◆ Exercise description
From the records below, pull each line that has "troppar".

◆ Supplied entries
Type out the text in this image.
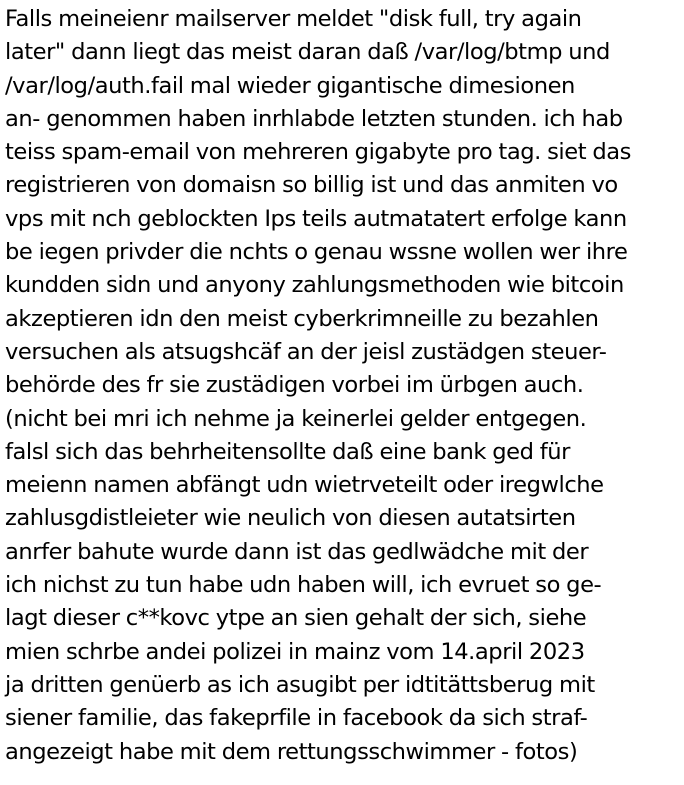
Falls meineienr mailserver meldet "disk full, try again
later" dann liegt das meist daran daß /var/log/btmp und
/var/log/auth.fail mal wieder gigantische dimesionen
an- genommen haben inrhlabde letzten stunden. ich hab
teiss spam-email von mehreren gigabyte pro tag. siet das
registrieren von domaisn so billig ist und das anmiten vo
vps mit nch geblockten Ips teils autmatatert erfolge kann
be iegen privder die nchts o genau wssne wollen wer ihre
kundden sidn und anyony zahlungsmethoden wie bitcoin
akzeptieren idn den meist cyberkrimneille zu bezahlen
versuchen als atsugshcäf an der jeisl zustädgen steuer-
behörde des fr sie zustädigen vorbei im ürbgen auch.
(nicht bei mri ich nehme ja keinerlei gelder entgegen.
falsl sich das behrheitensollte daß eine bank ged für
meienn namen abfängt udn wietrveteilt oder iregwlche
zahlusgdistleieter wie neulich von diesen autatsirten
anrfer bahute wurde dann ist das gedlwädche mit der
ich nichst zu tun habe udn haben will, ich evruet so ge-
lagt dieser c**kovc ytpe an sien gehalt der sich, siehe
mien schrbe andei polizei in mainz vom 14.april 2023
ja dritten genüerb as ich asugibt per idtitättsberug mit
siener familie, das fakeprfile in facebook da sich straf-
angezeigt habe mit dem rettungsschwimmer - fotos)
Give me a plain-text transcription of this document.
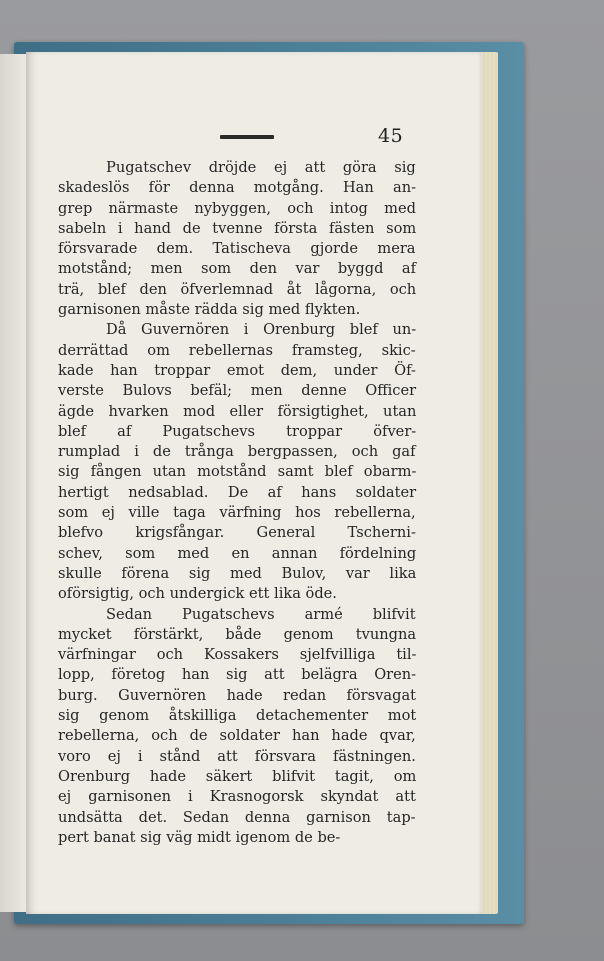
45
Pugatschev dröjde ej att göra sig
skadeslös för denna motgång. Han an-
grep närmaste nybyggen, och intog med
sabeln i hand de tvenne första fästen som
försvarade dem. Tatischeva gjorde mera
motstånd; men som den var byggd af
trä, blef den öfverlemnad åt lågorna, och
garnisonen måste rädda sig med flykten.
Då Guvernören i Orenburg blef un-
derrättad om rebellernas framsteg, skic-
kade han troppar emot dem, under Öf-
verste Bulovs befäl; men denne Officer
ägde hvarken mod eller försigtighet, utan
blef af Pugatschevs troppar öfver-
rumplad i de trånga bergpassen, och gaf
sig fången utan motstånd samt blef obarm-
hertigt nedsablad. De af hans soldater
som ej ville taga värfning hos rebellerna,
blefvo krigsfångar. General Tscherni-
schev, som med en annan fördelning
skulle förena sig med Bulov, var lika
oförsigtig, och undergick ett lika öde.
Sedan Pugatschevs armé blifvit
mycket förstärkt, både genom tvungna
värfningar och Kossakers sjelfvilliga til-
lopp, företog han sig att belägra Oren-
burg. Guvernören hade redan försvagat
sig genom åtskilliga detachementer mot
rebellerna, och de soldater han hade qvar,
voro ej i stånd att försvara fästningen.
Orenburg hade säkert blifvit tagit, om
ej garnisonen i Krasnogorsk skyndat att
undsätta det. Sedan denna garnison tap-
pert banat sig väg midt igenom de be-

◆ Completed exercise
kade han troppar emot dem, under Öf-
blef af Pugatschevs troppar öfver-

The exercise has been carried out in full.